◆ Supplied records
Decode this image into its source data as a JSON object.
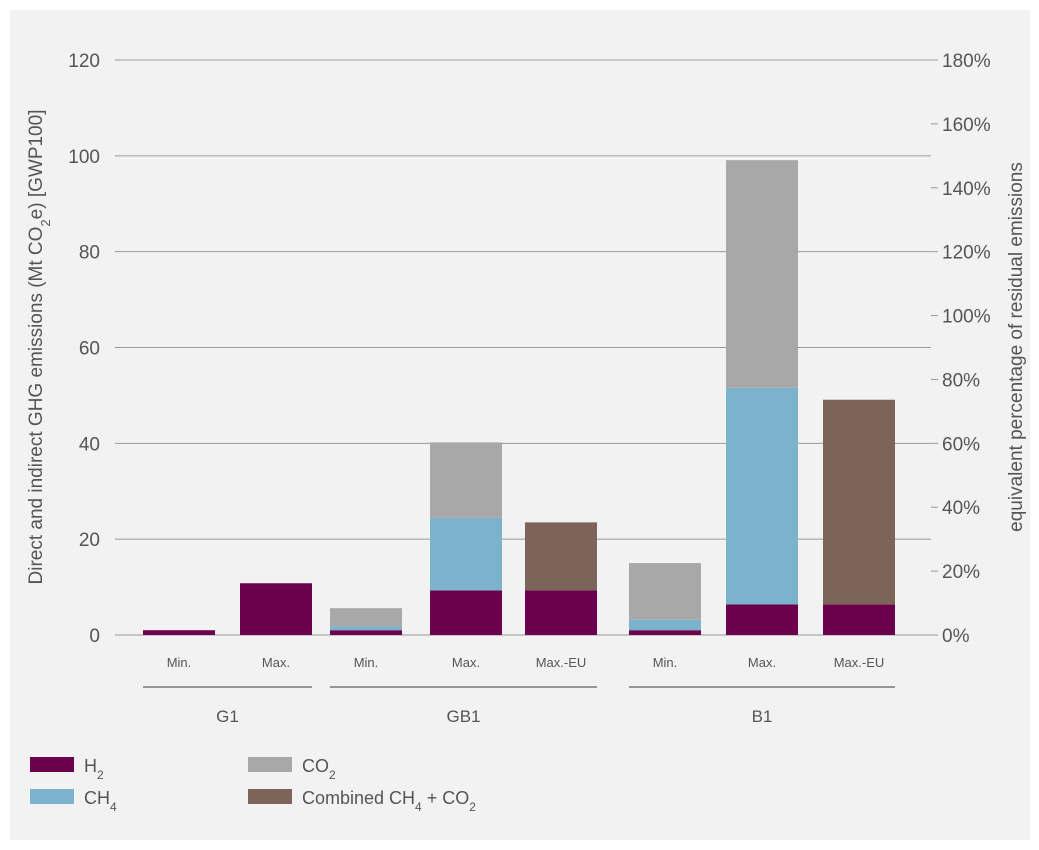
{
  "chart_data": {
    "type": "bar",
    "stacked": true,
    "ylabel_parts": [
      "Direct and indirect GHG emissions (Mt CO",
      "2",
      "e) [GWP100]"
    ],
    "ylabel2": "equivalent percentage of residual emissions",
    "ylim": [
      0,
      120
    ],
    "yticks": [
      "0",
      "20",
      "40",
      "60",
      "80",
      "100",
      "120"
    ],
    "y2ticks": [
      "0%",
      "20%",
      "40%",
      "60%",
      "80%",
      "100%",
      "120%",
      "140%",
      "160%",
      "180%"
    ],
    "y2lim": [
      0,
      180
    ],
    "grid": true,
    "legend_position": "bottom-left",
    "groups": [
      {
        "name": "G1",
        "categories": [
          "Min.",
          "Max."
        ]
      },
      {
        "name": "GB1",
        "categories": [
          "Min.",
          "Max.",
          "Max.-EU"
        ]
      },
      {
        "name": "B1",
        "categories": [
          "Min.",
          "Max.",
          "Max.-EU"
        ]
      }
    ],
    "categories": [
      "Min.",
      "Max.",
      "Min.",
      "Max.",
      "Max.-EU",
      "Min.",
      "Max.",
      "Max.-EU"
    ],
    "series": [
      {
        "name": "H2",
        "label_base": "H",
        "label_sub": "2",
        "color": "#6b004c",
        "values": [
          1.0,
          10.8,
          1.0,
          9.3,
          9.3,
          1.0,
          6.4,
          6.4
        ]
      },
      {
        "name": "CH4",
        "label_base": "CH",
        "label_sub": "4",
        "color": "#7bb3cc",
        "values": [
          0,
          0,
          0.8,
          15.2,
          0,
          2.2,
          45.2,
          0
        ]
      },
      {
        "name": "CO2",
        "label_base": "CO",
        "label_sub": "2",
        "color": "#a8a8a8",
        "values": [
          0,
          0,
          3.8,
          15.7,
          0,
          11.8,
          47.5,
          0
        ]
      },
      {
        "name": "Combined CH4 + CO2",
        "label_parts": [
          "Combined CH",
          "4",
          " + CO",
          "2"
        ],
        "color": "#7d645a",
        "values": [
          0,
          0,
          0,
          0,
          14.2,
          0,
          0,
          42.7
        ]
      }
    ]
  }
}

--

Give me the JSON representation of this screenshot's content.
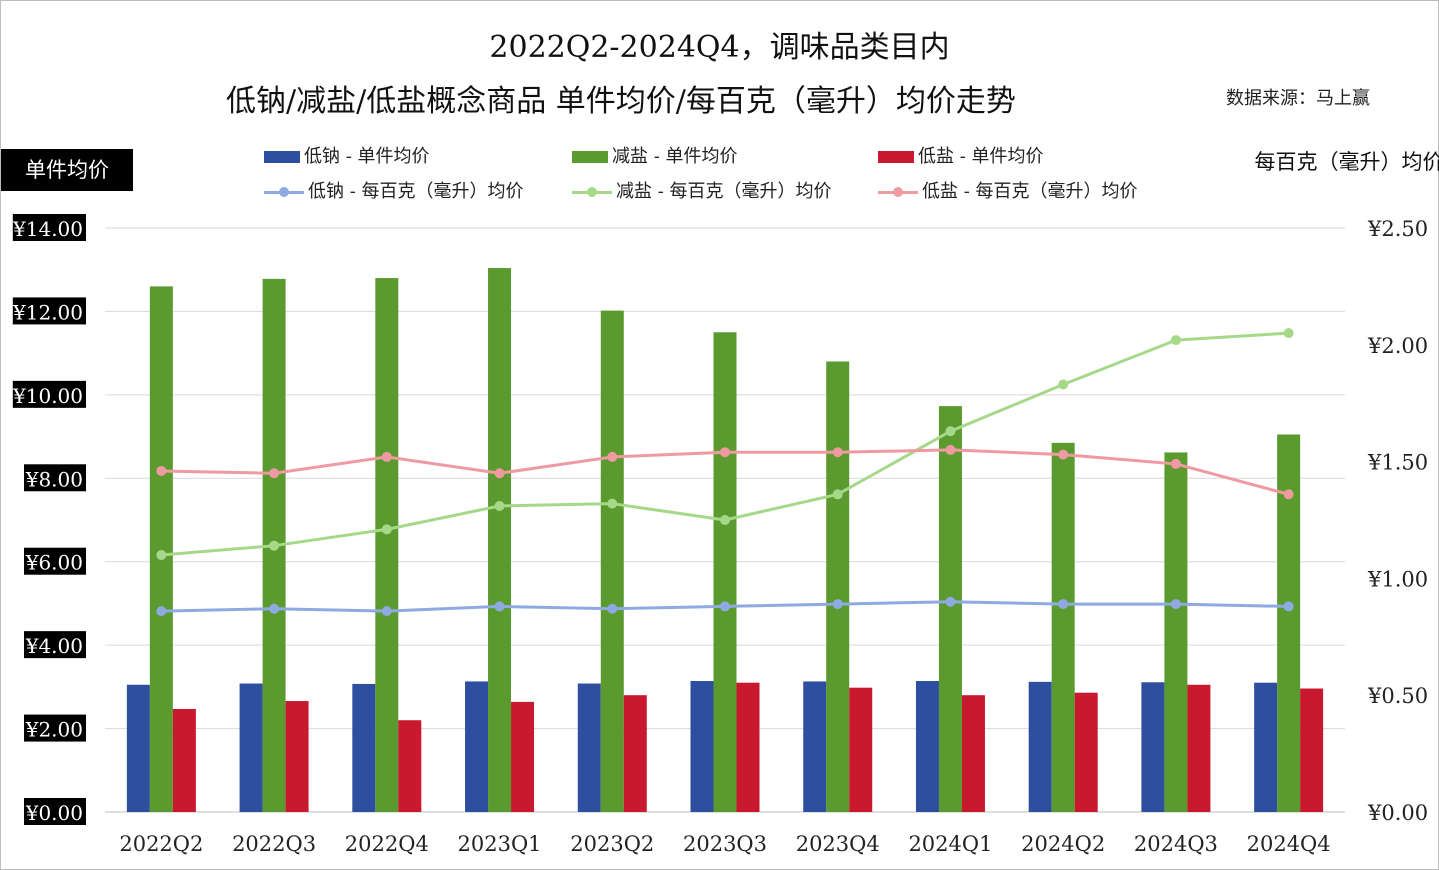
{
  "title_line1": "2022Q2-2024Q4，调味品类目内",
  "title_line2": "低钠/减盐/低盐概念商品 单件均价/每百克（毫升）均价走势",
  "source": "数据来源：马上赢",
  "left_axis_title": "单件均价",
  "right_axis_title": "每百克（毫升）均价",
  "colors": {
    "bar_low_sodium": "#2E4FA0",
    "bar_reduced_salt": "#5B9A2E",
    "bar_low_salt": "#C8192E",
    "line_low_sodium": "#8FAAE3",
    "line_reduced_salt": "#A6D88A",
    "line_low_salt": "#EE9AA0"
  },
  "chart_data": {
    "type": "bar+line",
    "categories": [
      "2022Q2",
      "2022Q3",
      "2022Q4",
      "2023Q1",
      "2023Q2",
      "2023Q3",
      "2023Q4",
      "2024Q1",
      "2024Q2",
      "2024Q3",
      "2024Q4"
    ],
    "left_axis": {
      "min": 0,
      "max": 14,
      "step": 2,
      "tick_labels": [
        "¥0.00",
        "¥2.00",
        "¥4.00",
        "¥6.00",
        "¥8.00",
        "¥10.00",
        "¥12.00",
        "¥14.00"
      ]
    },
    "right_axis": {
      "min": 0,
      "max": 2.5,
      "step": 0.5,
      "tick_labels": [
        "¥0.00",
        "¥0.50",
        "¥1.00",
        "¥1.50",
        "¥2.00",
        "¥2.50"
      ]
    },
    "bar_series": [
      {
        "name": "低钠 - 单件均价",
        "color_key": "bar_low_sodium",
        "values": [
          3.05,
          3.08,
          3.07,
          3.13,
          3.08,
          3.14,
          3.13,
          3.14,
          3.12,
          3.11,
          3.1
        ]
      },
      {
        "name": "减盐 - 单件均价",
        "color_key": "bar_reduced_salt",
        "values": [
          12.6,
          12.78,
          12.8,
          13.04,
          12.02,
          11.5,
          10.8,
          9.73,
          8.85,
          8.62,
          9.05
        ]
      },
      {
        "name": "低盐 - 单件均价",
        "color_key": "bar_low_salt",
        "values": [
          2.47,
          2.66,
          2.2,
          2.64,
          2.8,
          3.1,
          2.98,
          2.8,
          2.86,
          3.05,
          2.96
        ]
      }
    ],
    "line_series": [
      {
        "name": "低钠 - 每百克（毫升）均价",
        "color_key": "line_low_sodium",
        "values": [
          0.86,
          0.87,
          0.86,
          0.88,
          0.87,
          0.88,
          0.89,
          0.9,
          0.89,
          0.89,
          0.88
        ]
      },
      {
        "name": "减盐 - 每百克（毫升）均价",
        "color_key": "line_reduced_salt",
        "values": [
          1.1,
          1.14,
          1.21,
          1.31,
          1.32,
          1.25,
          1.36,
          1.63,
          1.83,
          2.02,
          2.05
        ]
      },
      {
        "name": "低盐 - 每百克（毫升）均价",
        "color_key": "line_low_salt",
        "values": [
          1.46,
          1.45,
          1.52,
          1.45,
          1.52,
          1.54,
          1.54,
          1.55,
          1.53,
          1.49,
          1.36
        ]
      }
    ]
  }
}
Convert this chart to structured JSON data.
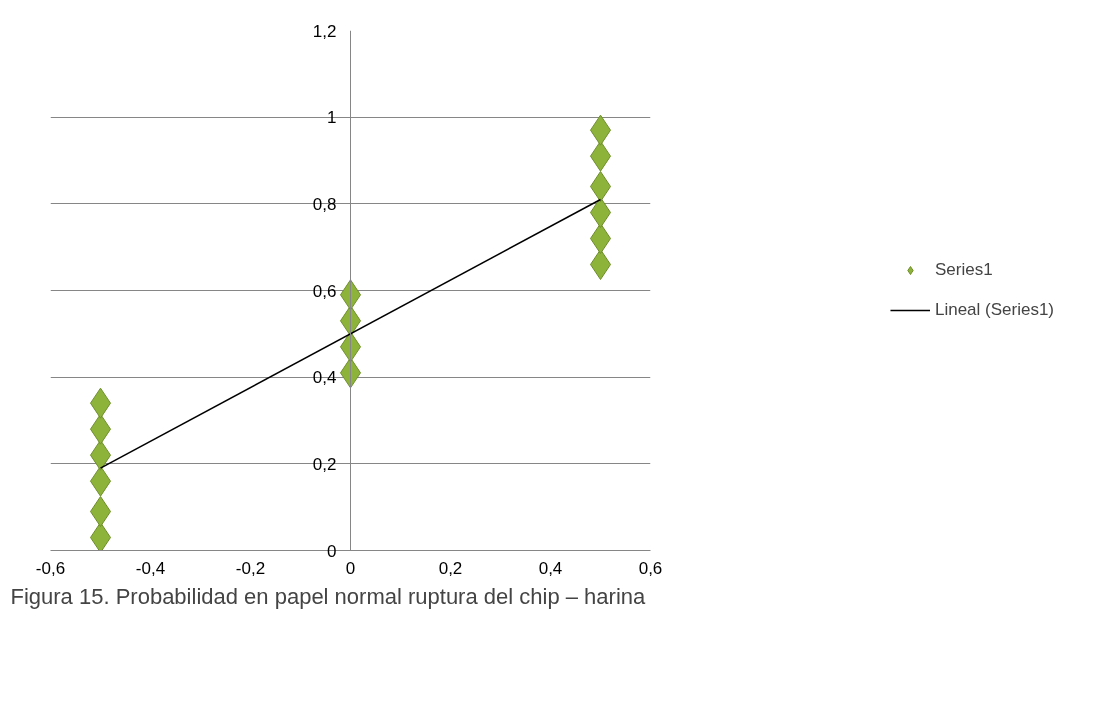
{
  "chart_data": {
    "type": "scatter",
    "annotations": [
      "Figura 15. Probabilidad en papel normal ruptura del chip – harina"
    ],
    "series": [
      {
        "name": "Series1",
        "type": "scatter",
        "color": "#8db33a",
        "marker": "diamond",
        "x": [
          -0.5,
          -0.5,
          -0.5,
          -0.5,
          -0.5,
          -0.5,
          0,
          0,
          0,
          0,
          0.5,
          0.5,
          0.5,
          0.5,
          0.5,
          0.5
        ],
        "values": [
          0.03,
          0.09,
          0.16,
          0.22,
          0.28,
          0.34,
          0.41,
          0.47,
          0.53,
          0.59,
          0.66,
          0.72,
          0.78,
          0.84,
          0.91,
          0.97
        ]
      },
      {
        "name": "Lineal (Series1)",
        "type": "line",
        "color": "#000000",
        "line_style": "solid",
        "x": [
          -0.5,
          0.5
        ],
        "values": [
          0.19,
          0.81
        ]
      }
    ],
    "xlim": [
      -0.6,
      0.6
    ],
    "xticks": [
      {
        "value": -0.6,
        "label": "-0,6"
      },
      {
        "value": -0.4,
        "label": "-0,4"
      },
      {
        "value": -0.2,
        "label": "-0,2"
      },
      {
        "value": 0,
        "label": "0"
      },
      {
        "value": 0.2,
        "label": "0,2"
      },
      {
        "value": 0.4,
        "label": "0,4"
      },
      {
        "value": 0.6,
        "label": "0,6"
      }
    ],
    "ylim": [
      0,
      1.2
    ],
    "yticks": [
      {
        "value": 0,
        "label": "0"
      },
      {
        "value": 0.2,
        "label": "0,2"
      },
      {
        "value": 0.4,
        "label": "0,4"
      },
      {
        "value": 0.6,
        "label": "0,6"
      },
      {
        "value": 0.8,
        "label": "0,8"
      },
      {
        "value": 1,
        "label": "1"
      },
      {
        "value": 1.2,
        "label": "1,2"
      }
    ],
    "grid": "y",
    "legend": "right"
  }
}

◆ Stated task
Go over the records above and tally the lines with the word "JSON" in them. Give the number alone.

◆ Full response
3